» **EXCERPT PROVIDED**
============================================================

I slipped and fell backwards and Ian hit the edge of one of the stairs with the middle of his back.
But enough about him.
In an attempt to spare him having all **5 pounds of mommy landing on top of him, I used my right foot and ankle as landing gear and as soon as I did it I knew I was screwed.
The pain knocked the wind out of me, but I was coherent enough to witness that:
1. Out of the half a dozen or so eyewitnesses that were present, only 2 sprang into action while the rest tried to ascertain the seriousness of the situation from the comfort of the dining table.
2. I’m talking about YOU, Dad.
3. Ian was the first to be triaged, and I’m assuming it’s because he was crying louder than me. I’m going to have to work on that.
4. No one offered to carry me down the stairs to my bedroom. I’m going to go out on a limb here (ha!) and say it was because they wanted to spare me the humiliation and not because they were concerned with the laws of gravity.
I managed to make it downstairs by scooting on my butt, breathless the entire way. I have a pretty high threshold when it comes to aches and pains, but this was a doozy. I knew immediately after it happened that my foot wasn’t broken, but I also knew that a bedpan was not necessarily out of the question. When I mentioned this to my husband he looked slightly nauseous and appeared a bit faint, but I think he was just super worried about me.
I endured the Oscars (not sure what was more painful, to be honest) and went to bed hopped up on extra strength Tylenol. It was a sleepless night but not the kind that you brag about to your friends. The morning brought more pain and I struggled with:
1. Watching Mikey NOT do things my way as he got the kids ready for school and packed their lunches.
2. Watching Mikey NOT listen to me as I micromanaged from the couch.
3. Watching Mikey walk away when he had had enough of my unsolicited advice, knowing full well that I couldn’t run after him.
4. Determining the distance between Mikey and my left crutch.
It wasn’t until everyone had left and I was stuck watching The Suite Life of Zack and Cody, the remote clear across the room on the other couch, that the severity of my situation began to sink in. Luckily I was able to get an early afternoon appointment to see a local Orthopedic Surgeon. My best friend drove me and my husband met me there. The concerned look on his face filled me with warmth and love. “Seriously? You steal my brand new socks everyday and then you wear your most hideous pair to the doctor’s office?”
Charming, isn’t he?
At this point the pain was getting worse and worse, and in the intensity of the moment I began to say things that made no sense:
“I’m so sorry I was so unpleasant this morning; it’s not your fault you don’t know the kids’ morning routine by heart. It’s my fault for assuming you should know what to do instead of realizing that you are at the office and not aware of our schedule.”
Obviously I was delirious at this point.
After taking some x-rays and moving my foot around until I yelped in pain, the doctor confirmed my worst fears:
I’m a moron who needs to watch where the hell I’m going, or at least let my son soften the fall next time.
Also, I sprained my ankle.
Let the pity party (and gift-giving) commence.

============================================================

» **DATA SECTION**
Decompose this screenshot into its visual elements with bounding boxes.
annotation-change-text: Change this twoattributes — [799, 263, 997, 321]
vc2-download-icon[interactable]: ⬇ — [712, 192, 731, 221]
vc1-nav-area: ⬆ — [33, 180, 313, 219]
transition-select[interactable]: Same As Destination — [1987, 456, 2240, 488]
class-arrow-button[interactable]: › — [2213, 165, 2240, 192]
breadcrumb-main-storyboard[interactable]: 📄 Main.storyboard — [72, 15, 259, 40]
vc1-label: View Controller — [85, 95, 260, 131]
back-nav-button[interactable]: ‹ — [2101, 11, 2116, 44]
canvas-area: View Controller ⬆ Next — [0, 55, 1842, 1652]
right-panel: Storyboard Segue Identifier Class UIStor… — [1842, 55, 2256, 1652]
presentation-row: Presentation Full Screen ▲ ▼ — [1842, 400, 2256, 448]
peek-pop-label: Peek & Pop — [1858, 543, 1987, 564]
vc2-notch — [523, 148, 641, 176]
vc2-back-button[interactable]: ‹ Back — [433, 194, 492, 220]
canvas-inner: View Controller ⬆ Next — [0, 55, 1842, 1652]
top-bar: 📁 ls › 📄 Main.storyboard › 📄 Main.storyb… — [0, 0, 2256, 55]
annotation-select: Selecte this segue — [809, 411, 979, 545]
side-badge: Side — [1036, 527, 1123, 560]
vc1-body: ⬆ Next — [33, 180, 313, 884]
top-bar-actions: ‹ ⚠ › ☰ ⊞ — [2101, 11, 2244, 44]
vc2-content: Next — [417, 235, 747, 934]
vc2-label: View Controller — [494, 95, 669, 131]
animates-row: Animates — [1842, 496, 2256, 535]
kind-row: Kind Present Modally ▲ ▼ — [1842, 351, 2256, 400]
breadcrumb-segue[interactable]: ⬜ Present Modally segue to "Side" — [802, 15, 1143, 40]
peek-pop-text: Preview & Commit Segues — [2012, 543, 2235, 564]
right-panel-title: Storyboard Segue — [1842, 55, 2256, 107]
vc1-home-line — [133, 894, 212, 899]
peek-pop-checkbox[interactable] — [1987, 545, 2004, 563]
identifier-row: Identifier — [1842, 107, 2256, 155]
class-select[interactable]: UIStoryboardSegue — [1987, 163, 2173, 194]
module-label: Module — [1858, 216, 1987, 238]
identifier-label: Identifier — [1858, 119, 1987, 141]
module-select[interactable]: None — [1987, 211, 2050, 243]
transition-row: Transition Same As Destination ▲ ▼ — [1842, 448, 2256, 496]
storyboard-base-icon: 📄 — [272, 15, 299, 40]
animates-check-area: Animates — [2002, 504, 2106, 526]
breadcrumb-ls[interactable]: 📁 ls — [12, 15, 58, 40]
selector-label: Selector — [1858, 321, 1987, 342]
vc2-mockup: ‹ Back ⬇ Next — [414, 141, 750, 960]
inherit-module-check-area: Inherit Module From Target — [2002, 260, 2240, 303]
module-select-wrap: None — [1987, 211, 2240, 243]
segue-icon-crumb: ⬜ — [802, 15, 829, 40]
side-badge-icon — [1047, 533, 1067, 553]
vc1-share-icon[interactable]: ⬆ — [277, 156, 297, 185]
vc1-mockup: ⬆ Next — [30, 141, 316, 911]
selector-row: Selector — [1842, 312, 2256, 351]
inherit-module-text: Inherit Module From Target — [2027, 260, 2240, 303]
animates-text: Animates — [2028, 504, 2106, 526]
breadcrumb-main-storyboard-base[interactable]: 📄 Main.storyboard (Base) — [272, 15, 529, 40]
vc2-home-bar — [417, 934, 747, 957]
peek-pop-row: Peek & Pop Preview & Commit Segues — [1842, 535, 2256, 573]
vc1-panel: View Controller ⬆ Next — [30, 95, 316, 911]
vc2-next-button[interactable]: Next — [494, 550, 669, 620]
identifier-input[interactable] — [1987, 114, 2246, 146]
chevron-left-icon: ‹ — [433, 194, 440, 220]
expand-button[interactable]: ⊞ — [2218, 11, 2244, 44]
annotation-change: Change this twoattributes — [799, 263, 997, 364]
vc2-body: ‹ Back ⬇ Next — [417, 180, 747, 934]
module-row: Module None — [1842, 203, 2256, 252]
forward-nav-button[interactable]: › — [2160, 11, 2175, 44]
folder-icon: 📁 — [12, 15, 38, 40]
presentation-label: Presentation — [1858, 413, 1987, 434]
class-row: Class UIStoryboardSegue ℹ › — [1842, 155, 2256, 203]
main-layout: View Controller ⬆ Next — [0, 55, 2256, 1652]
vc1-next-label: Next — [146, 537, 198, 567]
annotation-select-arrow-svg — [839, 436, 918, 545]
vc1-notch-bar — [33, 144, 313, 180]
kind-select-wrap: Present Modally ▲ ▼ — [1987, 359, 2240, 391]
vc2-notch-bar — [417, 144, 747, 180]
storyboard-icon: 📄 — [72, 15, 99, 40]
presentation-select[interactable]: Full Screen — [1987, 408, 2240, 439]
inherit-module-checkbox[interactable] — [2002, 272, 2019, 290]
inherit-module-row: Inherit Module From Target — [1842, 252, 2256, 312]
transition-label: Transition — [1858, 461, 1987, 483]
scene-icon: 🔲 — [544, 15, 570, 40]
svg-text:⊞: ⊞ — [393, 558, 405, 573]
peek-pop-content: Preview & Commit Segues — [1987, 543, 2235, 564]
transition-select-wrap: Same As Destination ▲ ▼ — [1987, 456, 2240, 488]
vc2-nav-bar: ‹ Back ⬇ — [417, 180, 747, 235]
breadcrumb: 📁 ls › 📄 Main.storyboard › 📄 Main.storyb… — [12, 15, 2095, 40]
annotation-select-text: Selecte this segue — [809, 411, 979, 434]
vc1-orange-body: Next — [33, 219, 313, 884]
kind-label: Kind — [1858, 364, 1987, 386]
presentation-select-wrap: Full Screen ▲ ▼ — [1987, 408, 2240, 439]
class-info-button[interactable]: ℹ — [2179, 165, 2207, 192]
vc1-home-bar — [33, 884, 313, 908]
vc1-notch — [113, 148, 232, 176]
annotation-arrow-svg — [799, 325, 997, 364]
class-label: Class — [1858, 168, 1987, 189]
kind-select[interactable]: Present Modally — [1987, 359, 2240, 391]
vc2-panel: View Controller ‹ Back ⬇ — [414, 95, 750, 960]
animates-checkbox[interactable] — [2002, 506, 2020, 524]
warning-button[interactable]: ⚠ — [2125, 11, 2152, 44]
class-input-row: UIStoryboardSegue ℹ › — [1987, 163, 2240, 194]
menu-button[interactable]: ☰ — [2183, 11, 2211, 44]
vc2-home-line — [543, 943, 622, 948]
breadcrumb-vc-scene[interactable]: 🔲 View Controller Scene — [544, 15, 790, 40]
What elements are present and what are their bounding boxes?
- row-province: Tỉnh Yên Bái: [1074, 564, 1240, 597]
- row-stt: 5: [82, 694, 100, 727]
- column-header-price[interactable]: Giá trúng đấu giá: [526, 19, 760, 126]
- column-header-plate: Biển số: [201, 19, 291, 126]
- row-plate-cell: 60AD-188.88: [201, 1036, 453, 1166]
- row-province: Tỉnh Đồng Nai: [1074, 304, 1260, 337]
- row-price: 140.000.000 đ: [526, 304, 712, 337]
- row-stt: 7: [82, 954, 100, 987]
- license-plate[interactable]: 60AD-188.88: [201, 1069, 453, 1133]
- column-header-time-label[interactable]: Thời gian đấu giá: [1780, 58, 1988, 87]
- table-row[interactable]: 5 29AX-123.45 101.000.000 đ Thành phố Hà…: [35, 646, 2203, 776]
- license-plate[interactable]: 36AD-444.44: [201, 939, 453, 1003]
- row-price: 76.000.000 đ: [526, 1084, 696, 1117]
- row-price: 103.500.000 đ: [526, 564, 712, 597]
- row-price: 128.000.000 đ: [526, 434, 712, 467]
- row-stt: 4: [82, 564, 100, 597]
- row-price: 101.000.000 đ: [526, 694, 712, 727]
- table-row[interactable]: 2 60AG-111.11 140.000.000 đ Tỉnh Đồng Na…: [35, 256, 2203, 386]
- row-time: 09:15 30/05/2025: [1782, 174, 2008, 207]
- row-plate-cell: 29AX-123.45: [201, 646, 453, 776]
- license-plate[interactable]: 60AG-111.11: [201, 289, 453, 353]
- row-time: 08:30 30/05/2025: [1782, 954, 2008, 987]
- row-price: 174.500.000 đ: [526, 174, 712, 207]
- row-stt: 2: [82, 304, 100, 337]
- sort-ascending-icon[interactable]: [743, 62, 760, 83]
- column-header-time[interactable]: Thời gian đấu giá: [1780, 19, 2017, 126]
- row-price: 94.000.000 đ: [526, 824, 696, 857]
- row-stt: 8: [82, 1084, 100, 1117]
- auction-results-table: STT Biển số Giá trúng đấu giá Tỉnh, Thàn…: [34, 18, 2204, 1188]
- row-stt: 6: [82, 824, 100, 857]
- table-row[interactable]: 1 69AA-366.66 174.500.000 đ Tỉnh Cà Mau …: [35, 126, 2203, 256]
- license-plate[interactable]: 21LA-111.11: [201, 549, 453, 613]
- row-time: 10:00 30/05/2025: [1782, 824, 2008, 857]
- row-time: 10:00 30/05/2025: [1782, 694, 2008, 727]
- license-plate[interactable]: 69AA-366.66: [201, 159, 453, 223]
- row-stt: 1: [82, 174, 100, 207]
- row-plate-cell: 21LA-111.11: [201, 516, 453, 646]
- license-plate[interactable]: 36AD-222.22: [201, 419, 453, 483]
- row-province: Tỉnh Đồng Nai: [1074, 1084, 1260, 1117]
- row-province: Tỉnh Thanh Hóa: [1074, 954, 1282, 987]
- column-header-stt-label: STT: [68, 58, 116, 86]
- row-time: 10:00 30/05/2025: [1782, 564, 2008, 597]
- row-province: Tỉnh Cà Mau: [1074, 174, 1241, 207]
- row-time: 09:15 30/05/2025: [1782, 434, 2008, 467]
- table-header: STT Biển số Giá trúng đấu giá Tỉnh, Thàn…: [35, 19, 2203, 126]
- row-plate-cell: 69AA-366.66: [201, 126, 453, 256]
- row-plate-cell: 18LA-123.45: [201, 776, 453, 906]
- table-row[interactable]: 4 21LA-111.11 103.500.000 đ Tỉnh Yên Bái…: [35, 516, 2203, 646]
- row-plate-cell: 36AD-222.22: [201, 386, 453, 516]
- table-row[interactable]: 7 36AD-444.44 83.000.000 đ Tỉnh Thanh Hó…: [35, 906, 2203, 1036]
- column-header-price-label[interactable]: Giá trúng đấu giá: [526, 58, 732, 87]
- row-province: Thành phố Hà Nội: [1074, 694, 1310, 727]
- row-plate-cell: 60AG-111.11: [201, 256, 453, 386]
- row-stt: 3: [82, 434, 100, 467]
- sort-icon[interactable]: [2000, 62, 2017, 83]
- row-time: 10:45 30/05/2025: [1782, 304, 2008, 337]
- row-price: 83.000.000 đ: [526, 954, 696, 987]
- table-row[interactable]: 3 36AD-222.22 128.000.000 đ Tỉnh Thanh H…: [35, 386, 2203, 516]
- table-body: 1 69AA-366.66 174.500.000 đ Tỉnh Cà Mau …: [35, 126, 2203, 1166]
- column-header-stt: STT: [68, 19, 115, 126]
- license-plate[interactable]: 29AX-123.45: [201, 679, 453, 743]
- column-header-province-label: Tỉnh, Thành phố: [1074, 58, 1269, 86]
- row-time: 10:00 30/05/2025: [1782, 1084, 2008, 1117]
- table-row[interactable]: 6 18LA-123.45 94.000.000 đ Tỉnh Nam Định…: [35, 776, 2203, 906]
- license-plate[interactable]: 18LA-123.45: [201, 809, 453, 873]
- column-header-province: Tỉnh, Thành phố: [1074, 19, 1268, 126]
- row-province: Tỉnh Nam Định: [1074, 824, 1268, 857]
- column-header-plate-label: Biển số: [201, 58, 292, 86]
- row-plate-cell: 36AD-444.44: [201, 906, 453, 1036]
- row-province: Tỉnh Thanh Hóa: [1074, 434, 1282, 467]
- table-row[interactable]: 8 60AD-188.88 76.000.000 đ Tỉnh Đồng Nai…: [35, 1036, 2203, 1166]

============================================================

» **TASKS TO PERFORM**
1. In the ankle story, what injury did the doctor confirm?
2. Please rewrite the ankle story from "2. I’m talking" up to and including "laws of gravity.", putting "Grandpa" in place of "Dad".

» **RESULTS FOR THE EXERCISE**
1. A sprained ankle.

2.
2. I’m talking about YOU, Grandpa.
3. Ian was the first to be triaged, and I’m assuming it’s because he was crying louder than me. I’m going to have to work on that.
4. No one offered to carry me down the stairs to my bedroom. I’m going to go out on a limb here (ha!) and say it was because they wanted to spare me the humiliation and not because they were concerned with the laws of gravity.